(Raw records)

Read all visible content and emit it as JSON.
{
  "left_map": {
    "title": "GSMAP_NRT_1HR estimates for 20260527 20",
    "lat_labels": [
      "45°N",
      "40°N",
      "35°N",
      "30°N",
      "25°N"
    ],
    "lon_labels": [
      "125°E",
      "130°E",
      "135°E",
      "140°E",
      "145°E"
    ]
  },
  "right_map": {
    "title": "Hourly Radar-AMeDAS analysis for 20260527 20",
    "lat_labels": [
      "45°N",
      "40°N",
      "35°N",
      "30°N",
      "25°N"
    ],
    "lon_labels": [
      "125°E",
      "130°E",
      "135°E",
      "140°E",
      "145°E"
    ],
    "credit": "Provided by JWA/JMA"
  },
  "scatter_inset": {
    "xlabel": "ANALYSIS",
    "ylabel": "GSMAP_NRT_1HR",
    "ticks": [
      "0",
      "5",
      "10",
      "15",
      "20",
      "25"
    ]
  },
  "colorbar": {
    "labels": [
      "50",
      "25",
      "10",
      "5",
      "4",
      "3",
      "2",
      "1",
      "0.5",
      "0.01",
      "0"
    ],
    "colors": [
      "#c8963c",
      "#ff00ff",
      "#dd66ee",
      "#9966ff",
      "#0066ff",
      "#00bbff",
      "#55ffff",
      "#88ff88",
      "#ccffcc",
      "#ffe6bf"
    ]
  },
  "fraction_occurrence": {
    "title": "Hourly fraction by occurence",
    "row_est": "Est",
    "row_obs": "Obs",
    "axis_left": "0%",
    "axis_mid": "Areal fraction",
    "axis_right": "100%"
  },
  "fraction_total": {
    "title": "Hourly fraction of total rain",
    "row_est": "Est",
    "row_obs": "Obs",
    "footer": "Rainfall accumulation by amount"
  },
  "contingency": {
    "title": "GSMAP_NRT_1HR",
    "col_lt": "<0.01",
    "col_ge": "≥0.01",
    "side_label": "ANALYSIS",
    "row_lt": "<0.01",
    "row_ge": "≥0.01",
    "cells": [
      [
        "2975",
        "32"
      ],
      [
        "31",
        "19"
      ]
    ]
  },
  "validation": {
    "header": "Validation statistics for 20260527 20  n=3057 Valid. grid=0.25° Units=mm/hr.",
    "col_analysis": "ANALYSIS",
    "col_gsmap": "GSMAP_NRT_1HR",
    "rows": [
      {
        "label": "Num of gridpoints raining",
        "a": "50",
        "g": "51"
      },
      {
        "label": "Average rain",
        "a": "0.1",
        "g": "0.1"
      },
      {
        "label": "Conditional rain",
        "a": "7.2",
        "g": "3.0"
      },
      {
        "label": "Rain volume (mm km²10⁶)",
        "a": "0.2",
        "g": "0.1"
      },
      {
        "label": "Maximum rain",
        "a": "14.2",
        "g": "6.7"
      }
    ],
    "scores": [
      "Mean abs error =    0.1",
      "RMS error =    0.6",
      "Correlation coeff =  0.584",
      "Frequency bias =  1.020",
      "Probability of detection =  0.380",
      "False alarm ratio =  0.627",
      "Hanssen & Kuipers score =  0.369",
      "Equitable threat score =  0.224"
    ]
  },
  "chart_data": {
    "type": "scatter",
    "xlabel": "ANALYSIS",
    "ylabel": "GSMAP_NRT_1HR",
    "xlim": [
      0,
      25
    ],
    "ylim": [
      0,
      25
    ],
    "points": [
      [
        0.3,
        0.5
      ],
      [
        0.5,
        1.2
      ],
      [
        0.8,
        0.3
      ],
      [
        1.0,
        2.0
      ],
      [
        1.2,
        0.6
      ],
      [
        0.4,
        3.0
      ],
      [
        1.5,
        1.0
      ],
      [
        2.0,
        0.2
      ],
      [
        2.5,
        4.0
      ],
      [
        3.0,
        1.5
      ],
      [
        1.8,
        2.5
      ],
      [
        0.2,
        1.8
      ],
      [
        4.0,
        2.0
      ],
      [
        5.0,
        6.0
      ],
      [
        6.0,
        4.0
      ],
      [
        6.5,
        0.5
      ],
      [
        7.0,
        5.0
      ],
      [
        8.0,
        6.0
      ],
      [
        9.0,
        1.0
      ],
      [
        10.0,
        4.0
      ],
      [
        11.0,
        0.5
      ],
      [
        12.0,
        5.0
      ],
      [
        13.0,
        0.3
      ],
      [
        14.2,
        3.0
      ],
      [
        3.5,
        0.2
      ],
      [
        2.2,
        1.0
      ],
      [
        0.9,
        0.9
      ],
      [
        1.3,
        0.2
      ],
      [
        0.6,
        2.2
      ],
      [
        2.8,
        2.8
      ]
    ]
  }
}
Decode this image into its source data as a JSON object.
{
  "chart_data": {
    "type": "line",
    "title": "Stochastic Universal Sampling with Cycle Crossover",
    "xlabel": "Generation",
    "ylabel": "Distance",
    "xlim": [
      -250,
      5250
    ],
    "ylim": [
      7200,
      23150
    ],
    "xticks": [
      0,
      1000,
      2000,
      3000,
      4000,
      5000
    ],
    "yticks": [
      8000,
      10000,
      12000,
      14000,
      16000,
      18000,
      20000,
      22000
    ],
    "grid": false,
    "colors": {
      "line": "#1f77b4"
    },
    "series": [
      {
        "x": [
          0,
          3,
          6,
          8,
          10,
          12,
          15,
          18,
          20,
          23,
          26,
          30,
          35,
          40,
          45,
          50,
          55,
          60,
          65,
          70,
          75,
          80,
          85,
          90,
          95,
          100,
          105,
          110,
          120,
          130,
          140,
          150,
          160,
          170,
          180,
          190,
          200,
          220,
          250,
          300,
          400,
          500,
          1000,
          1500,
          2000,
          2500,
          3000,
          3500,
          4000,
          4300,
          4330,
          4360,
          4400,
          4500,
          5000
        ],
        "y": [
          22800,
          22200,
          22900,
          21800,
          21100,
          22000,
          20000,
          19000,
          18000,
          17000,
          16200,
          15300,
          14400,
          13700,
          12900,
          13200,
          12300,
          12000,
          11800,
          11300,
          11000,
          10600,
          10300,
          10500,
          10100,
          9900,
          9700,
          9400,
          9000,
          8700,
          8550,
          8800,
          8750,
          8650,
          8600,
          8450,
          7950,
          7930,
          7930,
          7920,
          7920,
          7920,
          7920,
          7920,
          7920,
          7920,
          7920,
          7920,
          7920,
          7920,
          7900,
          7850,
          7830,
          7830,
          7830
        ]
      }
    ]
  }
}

## Directive
Write out all records exactly, keeping every detail.

## Answer to this task
Read all visible content and emit it as JSON.
{
  "left_map": {
    "title": "GSMAP_NRT_1HR estimates for 20260527 20",
    "lat_labels": [
      "45°N",
      "40°N",
      "35°N",
      "30°N",
      "25°N"
    ],
    "lon_labels": [
      "125°E",
      "130°E",
      "135°E",
      "140°E",
      "145°E"
    ]
  },
  "right_map": {
    "title": "Hourly Radar-AMeDAS analysis for 20260527 20",
    "lat_labels": [
      "45°N",
      "40°N",
      "35°N",
      "30°N",
      "25°N"
    ],
    "lon_labels": [
      "125°E",
      "130°E",
      "135°E",
      "140°E",
      "145°E"
    ],
    "credit": "Provided by JWA/JMA"
  },
  "scatter_inset": {
    "xlabel": "ANALYSIS",
    "ylabel": "GSMAP_NRT_1HR",
    "ticks": [
      "0",
      "5",
      "10",
      "15",
      "20",
      "25"
    ]
  },
  "colorbar": {
    "labels": [
      "50",
      "25",
      "10",
      "5",
      "4",
      "3",
      "2",
      "1",
      "0.5",
      "0.01",
      "0"
    ],
    "colors": [
      "#c8963c",
      "#ff00ff",
      "#dd66ee",
      "#9966ff",
      "#0066ff",
      "#00bbff",
      "#55ffff",
      "#88ff88",
      "#ccffcc",
      "#ffe6bf"
    ]
  },
  "fraction_occurrence": {
    "title": "Hourly fraction by occurence",
    "row_est": "Est",
    "row_obs": "Obs",
    "axis_left": "0%",
    "axis_mid": "Areal fraction",
    "axis_right": "100%"
  },
  "fraction_total": {
    "title": "Hourly fraction of total rain",
    "row_est": "Est",
    "row_obs": "Obs",
    "footer": "Rainfall accumulation by amount"
  },
  "contingency": {
    "title": "GSMAP_NRT_1HR",
    "col_lt": "<0.01",
    "col_ge": "≥0.01",
    "side_label": "ANALYSIS",
    "row_lt": "<0.01",
    "row_ge": "≥0.01",
    "cells": [
      [
        "2975",
        "32"
      ],
      [
        "31",
        "19"
      ]
    ]
  },
  "validation": {
    "header": "Validation statistics for 20260527 20  n=3057 Valid. grid=0.25° Units=mm/hr.",
    "col_analysis": "ANALYSIS",
    "col_gsmap": "GSMAP_NRT_1HR",
    "rows": [
      {
        "label": "Num of gridpoints raining",
        "a": "50",
        "g": "51"
      },
      {
        "label": "Average rain",
        "a": "0.1",
        "g": "0.1"
      },
      {
        "label": "Conditional rain",
        "a": "7.2",
        "g": "3.0"
      },
      {
        "label": "Rain volume (mm km²10⁶)",
        "a": "0.2",
        "g": "0.1"
      },
      {
        "label": "Maximum rain",
        "a": "14.2",
        "g": "6.7"
      }
    ],
    "scores": [
      "Mean abs error =    0.1",
      "RMS error =    0.6",
      "Correlation coeff =  0.584",
      "Frequency bias =  1.020",
      "Probability of detection =  0.380",
      "False alarm ratio =  0.627",
      "Hanssen & Kuipers score =  0.369",
      "Equitable threat score =  0.224"
    ]
  },
  "chart_data": {
    "type": "scatter",
    "xlabel": "ANALYSIS",
    "ylabel": "GSMAP_NRT_1HR",
    "xlim": [
      0,
      25
    ],
    "ylim": [
      0,
      25
    ],
    "points": [
      [
        0.3,
        0.5
      ],
      [
        0.5,
        1.2
      ],
      [
        0.8,
        0.3
      ],
      [
        1.0,
        2.0
      ],
      [
        1.2,
        0.6
      ],
      [
        0.4,
        3.0
      ],
      [
        1.5,
        1.0
      ],
      [
        2.0,
        0.2
      ],
      [
        2.5,
        4.0
      ],
      [
        3.0,
        1.5
      ],
      [
        1.8,
        2.5
      ],
      [
        0.2,
        1.8
      ],
      [
        4.0,
        2.0
      ],
      [
        5.0,
        6.0
      ],
      [
        6.0,
        4.0
      ],
      [
        6.5,
        0.5
      ],
      [
        7.0,
        5.0
      ],
      [
        8.0,
        6.0
      ],
      [
        9.0,
        1.0
      ],
      [
        10.0,
        4.0
      ],
      [
        11.0,
        0.5
      ],
      [
        12.0,
        5.0
      ],
      [
        13.0,
        0.3
      ],
      [
        14.2,
        3.0
      ],
      [
        3.5,
        0.2
      ],
      [
        2.2,
        1.0
      ],
      [
        0.9,
        0.9
      ],
      [
        1.3,
        0.2
      ],
      [
        0.6,
        2.2
      ],
      [
        2.8,
        2.8
      ]
    ]
  }
}
Decode this image into its source data as a JSON object.
{
  "chart_data": {
    "type": "line",
    "title": "Stochastic Universal Sampling with Cycle Crossover",
    "xlabel": "Generation",
    "ylabel": "Distance",
    "xlim": [
      -250,
      5250
    ],
    "ylim": [
      7200,
      23150
    ],
    "xticks": [
      0,
      1000,
      2000,
      3000,
      4000,
      5000
    ],
    "yticks": [
      8000,
      10000,
      12000,
      14000,
      16000,
      18000,
      20000,
      22000
    ],
    "grid": false,
    "colors": {
      "line": "#1f77b4"
    },
    "series": [
      {
        "x": [
          0,
          3,
          6,
          8,
          10,
          12,
          15,
          18,
          20,
          23,
          26,
          30,
          35,
          40,
          45,
          50,
          55,
          60,
          65,
          70,
          75,
          80,
          85,
          90,
          95,
          100,
          105,
          110,
          120,
          130,
          140,
          150,
          160,
          170,
          180,
          190,
          200,
          220,
          250,
          300,
          400,
          500,
          1000,
          1500,
          2000,
          2500,
          3000,
          3500,
          4000,
          4300,
          4330,
          4360,
          4400,
          4500,
          5000
        ],
        "y": [
          22800,
          22200,
          22900,
          21800,
          21100,
          22000,
          20000,
          19000,
          18000,
          17000,
          16200,
          15300,
          14400,
          13700,
          12900,
          13200,
          12300,
          12000,
          11800,
          11300,
          11000,
          10600,
          10300,
          10500,
          10100,
          9900,
          9700,
          9400,
          9000,
          8700,
          8550,
          8800,
          8750,
          8650,
          8600,
          8450,
          7950,
          7930,
          7930,
          7920,
          7920,
          7920,
          7920,
          7920,
          7920,
          7920,
          7920,
          7920,
          7920,
          7920,
          7900,
          7850,
          7830,
          7830,
          7830
        ]
      }
    ]
  }
}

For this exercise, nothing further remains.